### Dataset rows ###

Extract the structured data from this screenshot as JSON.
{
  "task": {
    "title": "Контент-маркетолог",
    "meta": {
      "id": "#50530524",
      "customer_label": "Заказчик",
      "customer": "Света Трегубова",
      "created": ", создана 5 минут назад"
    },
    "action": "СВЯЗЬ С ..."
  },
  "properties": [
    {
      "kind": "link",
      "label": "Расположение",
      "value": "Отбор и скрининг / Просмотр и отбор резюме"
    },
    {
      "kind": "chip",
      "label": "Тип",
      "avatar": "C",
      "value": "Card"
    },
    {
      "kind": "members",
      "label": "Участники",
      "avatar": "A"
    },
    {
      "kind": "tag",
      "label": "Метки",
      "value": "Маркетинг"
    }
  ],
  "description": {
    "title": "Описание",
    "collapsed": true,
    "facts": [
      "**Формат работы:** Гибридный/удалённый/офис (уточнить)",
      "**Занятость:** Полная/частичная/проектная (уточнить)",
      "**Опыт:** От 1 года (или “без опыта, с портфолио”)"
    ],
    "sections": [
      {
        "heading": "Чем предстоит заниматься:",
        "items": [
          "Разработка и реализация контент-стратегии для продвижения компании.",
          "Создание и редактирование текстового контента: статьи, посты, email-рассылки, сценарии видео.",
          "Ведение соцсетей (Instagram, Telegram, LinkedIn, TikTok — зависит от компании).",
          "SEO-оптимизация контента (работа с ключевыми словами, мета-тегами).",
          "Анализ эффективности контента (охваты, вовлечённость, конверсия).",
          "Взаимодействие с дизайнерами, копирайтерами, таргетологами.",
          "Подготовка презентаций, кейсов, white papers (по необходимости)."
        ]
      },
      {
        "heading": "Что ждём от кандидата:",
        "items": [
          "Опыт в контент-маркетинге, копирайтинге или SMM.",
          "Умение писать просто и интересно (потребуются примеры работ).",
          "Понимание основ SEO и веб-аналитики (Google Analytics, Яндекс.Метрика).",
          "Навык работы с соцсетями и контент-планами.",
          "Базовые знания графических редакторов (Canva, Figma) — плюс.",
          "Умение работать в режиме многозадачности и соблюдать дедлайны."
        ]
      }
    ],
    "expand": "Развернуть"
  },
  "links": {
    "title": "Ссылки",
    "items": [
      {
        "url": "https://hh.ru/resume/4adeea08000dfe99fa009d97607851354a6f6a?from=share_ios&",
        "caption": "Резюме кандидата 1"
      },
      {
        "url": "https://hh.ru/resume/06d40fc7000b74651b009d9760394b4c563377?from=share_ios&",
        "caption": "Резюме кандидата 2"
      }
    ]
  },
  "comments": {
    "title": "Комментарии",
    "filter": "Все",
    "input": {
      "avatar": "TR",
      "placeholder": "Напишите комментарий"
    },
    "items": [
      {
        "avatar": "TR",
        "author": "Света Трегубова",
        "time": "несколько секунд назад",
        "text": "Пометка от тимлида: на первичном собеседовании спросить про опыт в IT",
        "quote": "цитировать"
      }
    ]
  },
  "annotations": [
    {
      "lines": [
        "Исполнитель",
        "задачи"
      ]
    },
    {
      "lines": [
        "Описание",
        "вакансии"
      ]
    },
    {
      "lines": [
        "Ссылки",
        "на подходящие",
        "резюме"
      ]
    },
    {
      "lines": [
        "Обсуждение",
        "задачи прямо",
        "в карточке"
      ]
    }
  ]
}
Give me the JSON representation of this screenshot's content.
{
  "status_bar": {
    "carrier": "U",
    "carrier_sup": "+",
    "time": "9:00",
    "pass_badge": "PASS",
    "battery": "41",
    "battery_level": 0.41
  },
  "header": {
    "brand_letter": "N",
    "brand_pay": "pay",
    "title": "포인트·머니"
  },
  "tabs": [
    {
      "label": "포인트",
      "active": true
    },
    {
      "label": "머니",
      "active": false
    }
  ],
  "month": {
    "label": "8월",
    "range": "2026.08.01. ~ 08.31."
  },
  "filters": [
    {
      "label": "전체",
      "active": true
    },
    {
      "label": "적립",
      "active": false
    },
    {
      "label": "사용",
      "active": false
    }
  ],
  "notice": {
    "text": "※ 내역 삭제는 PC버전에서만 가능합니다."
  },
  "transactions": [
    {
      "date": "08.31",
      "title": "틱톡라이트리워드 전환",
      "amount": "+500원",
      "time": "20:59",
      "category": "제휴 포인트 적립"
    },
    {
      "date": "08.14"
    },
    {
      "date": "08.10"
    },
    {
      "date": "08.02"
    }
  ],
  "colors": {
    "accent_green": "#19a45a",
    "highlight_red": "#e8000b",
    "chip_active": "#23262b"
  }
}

###

What is required:
Copy the material above, line for line.

Written answer:
Extract the structured data from this screenshot as JSON.
{
  "task": {
    "title": "Контент-маркетолог",
    "meta": {
      "id": "#50530524",
      "customer_label": "Заказчик",
      "customer": "Света Трегубова",
      "created": ", создана 5 минут назад"
    },
    "action": "СВЯЗЬ С ..."
  },
  "properties": [
    {
      "kind": "link",
      "label": "Расположение",
      "value": "Отбор и скрининг / Просмотр и отбор резюме"
    },
    {
      "kind": "chip",
      "label": "Тип",
      "avatar": "C",
      "value": "Card"
    },
    {
      "kind": "members",
      "label": "Участники",
      "avatar": "A"
    },
    {
      "kind": "tag",
      "label": "Метки",
      "value": "Маркетинг"
    }
  ],
  "description": {
    "title": "Описание",
    "collapsed": true,
    "facts": [
      "**Формат работы:** Гибридный/удалённый/офис (уточнить)",
      "**Занятость:** Полная/частичная/проектная (уточнить)",
      "**Опыт:** От 1 года (или “без опыта, с портфолио”)"
    ],
    "sections": [
      {
        "heading": "Чем предстоит заниматься:",
        "items": [
          "Разработка и реализация контент-стратегии для продвижения компании.",
          "Создание и редактирование текстового контента: статьи, посты, email-рассылки, сценарии видео.",
          "Ведение соцсетей (Instagram, Telegram, LinkedIn, TikTok — зависит от компании).",
          "SEO-оптимизация контента (работа с ключевыми словами, мета-тегами).",
          "Анализ эффективности контента (охваты, вовлечённость, конверсия).",
          "Взаимодействие с дизайнерами, копирайтерами, таргетологами.",
          "Подготовка презентаций, кейсов, white papers (по необходимости)."
        ]
      },
      {
        "heading": "Что ждём от кандидата:",
        "items": [
          "Опыт в контент-маркетинге, копирайтинге или SMM.",
          "Умение писать просто и интересно (потребуются примеры работ).",
          "Понимание основ SEO и веб-аналитики (Google Analytics, Яндекс.Метрика).",
          "Навык работы с соцсетями и контент-планами.",
          "Базовые знания графических редакторов (Canva, Figma) — плюс.",
          "Умение работать в режиме многозадачности и соблюдать дедлайны."
        ]
      }
    ],
    "expand": "Развернуть"
  },
  "links": {
    "title": "Ссылки",
    "items": [
      {
        "url": "https://hh.ru/resume/4adeea08000dfe99fa009d97607851354a6f6a?from=share_ios&",
        "caption": "Резюме кандидата 1"
      },
      {
        "url": "https://hh.ru/resume/06d40fc7000b74651b009d9760394b4c563377?from=share_ios&",
        "caption": "Резюме кандидата 2"
      }
    ]
  },
  "comments": {
    "title": "Комментарии",
    "filter": "Все",
    "input": {
      "avatar": "TR",
      "placeholder": "Напишите комментарий"
    },
    "items": [
      {
        "avatar": "TR",
        "author": "Света Трегубова",
        "time": "несколько секунд назад",
        "text": "Пометка от тимлида: на первичном собеседовании спросить про опыт в IT",
        "quote": "цитировать"
      }
    ]
  },
  "annotations": [
    {
      "lines": [
        "Исполнитель",
        "задачи"
      ]
    },
    {
      "lines": [
        "Описание",
        "вакансии"
      ]
    },
    {
      "lines": [
        "Ссылки",
        "на подходящие",
        "резюме"
      ]
    },
    {
      "lines": [
        "Обсуждение",
        "задачи прямо",
        "в карточке"
      ]
    }
  ]
}
Give me the JSON representation of this screenshot's content.
{
  "status_bar": {
    "carrier": "U",
    "carrier_sup": "+",
    "time": "9:00",
    "pass_badge": "PASS",
    "battery": "41",
    "battery_level": 0.41
  },
  "header": {
    "brand_letter": "N",
    "brand_pay": "pay",
    "title": "포인트·머니"
  },
  "tabs": [
    {
      "label": "포인트",
      "active": true
    },
    {
      "label": "머니",
      "active": false
    }
  ],
  "month": {
    "label": "8월",
    "range": "2026.08.01. ~ 08.31."
  },
  "filters": [
    {
      "label": "전체",
      "active": true
    },
    {
      "label": "적립",
      "active": false
    },
    {
      "label": "사용",
      "active": false
    }
  ],
  "notice": {
    "text": "※ 내역 삭제는 PC버전에서만 가능합니다."
  },
  "transactions": [
    {
      "date": "08.31",
      "title": "틱톡라이트리워드 전환",
      "amount": "+500원",
      "time": "20:59",
      "category": "제휴 포인트 적립"
    },
    {
      "date": "08.14"
    },
    {
      "date": "08.10"
    },
    {
      "date": "08.02"
    }
  ],
  "colors": {
    "accent_green": "#19a45a",
    "highlight_red": "#e8000b",
    "chip_active": "#23262b"
  }
}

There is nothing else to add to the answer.